Description of the task: Search the data below for the string "JSON". Extract every line that contains it.

Records for this exercise:
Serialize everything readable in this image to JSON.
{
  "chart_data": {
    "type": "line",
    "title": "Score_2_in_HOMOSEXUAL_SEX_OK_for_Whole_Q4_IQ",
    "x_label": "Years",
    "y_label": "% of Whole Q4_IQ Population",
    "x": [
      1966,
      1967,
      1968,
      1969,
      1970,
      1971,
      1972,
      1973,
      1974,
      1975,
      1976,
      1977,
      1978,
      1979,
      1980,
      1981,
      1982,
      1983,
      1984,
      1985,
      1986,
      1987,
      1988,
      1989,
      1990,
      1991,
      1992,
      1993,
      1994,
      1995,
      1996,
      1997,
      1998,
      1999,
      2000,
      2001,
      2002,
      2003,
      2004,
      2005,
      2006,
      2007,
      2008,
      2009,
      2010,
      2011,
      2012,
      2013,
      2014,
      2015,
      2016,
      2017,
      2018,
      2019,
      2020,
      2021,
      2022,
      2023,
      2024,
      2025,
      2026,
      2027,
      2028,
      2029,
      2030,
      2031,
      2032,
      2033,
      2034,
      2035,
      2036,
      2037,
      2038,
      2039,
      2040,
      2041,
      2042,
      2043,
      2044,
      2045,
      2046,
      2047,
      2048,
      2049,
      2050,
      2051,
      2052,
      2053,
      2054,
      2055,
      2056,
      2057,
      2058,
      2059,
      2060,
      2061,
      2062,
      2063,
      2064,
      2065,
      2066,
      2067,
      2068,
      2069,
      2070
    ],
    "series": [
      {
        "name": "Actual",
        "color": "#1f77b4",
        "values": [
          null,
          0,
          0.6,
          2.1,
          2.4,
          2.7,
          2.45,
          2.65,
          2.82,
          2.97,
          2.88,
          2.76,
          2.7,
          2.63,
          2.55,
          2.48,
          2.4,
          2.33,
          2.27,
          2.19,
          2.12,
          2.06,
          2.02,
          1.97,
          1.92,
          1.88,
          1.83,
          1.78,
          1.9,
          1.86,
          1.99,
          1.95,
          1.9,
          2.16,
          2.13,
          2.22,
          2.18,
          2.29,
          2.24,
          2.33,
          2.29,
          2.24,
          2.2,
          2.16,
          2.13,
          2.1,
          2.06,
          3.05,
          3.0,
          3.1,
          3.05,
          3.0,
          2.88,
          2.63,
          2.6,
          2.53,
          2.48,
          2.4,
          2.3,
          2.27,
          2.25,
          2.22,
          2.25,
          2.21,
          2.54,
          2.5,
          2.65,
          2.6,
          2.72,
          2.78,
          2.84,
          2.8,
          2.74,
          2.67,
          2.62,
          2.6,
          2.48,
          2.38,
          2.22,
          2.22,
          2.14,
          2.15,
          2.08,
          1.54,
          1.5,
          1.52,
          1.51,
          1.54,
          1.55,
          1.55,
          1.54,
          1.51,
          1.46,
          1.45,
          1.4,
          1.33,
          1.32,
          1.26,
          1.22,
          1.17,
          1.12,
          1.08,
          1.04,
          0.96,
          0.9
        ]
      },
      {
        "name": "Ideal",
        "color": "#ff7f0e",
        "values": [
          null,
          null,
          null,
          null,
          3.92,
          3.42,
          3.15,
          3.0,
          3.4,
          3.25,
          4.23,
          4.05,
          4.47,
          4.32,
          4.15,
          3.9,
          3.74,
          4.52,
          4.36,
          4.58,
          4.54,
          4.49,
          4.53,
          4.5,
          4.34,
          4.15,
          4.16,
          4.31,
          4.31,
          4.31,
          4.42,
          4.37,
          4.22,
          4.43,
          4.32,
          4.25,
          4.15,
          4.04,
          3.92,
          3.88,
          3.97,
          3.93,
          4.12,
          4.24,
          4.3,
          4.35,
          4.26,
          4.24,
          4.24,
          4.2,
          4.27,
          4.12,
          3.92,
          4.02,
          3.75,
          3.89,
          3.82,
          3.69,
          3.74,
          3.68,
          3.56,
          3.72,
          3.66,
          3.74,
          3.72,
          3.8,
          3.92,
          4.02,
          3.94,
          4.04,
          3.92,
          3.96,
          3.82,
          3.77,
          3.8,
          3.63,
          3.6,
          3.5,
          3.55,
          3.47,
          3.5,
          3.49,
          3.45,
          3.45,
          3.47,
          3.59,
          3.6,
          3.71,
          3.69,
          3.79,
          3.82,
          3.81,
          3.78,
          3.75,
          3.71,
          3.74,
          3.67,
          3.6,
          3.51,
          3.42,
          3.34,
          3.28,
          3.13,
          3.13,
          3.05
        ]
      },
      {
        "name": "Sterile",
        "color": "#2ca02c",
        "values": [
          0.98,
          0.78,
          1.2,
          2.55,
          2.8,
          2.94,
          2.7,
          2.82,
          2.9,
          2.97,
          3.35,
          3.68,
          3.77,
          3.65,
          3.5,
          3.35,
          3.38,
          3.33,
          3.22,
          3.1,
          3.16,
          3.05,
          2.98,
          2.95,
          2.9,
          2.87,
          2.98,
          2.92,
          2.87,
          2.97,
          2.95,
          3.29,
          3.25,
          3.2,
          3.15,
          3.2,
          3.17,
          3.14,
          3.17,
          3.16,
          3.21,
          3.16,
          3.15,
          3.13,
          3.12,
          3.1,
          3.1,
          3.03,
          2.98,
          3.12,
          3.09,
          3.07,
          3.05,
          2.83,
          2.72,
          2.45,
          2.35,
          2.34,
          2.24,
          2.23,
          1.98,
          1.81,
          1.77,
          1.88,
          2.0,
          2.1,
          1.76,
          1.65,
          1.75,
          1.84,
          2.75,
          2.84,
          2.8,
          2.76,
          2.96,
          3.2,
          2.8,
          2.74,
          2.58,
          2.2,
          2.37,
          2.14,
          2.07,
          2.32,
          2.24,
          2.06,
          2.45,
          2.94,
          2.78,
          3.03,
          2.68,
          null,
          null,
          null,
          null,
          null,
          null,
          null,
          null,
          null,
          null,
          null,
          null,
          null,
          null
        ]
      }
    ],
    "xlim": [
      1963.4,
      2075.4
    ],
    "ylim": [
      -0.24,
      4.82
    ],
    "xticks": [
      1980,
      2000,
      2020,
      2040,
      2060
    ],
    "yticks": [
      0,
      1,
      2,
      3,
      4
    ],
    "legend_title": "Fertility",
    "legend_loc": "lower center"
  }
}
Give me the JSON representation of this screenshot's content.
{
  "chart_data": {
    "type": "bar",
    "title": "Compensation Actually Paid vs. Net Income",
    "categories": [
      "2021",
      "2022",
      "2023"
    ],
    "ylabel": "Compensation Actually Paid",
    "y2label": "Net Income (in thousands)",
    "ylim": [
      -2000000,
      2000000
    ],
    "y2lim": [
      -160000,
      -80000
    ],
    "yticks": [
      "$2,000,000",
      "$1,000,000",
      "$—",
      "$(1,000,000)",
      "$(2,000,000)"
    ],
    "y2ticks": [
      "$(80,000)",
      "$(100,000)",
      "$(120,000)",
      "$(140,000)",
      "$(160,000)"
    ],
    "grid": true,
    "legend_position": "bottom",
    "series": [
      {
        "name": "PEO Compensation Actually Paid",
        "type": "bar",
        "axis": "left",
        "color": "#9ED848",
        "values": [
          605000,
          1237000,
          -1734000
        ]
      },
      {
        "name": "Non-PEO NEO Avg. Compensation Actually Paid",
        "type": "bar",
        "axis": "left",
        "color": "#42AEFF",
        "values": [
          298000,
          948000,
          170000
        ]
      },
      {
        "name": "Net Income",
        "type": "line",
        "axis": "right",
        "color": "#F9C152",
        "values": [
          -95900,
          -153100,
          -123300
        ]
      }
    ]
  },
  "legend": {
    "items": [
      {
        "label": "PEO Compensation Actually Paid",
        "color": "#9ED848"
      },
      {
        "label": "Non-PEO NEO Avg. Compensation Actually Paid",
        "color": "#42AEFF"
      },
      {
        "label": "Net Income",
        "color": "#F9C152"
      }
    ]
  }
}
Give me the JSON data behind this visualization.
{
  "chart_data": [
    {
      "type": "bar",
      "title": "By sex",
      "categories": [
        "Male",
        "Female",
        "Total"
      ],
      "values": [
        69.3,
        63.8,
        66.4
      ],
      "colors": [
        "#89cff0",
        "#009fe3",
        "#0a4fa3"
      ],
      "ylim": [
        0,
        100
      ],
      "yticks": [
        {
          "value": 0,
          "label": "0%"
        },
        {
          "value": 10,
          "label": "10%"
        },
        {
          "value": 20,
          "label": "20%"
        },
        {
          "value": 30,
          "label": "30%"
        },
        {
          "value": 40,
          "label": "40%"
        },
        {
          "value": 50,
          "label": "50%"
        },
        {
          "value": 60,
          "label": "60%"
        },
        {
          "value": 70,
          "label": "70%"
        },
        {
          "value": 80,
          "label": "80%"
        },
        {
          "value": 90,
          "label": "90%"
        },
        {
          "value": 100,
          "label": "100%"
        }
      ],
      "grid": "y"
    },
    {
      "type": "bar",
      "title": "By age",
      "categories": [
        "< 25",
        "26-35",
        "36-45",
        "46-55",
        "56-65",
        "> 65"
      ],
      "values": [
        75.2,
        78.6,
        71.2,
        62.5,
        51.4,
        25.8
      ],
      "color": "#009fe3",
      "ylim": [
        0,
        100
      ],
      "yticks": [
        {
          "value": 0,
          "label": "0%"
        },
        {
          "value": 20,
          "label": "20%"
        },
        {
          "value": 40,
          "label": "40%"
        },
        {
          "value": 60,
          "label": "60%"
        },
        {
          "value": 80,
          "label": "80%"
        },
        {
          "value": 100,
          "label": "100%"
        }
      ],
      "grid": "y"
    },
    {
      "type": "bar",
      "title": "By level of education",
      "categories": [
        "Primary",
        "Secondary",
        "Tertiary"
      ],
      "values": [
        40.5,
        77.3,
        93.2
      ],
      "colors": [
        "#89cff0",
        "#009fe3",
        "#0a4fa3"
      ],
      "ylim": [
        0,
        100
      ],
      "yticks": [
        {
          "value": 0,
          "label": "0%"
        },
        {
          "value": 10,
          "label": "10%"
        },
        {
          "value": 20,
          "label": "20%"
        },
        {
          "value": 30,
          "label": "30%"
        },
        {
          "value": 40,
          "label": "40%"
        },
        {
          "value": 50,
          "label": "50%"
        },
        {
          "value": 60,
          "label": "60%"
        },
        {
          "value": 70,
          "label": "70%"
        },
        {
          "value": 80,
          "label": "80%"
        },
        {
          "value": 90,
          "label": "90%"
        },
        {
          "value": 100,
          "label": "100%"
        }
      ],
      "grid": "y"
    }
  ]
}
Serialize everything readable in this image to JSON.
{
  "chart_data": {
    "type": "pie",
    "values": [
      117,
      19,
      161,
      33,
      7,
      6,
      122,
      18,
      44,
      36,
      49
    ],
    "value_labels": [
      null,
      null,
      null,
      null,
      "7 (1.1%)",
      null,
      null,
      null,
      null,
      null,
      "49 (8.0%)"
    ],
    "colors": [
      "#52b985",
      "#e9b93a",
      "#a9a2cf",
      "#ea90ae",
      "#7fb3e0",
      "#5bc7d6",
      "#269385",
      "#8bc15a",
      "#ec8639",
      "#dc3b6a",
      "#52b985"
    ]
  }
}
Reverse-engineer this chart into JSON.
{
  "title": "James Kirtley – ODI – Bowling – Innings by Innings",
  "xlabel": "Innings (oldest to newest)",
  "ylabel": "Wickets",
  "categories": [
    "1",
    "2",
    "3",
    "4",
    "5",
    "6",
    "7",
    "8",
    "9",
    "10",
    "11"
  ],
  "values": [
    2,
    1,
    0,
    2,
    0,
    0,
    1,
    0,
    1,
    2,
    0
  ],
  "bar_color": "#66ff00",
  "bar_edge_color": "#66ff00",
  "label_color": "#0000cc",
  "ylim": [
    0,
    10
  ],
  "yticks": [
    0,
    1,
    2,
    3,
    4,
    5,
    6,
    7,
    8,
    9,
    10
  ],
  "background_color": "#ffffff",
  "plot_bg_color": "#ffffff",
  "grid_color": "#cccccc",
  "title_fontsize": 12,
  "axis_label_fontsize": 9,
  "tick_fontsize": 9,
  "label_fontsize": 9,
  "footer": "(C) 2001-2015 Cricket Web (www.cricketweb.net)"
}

Written solution:
Serialize everything readable in this image to JSON.
Give me the JSON representation of this screenshot's content.
Give me the JSON data behind this visualization.
Serialize everything readable in this image to JSON.
Reverse-engineer this chart into JSON.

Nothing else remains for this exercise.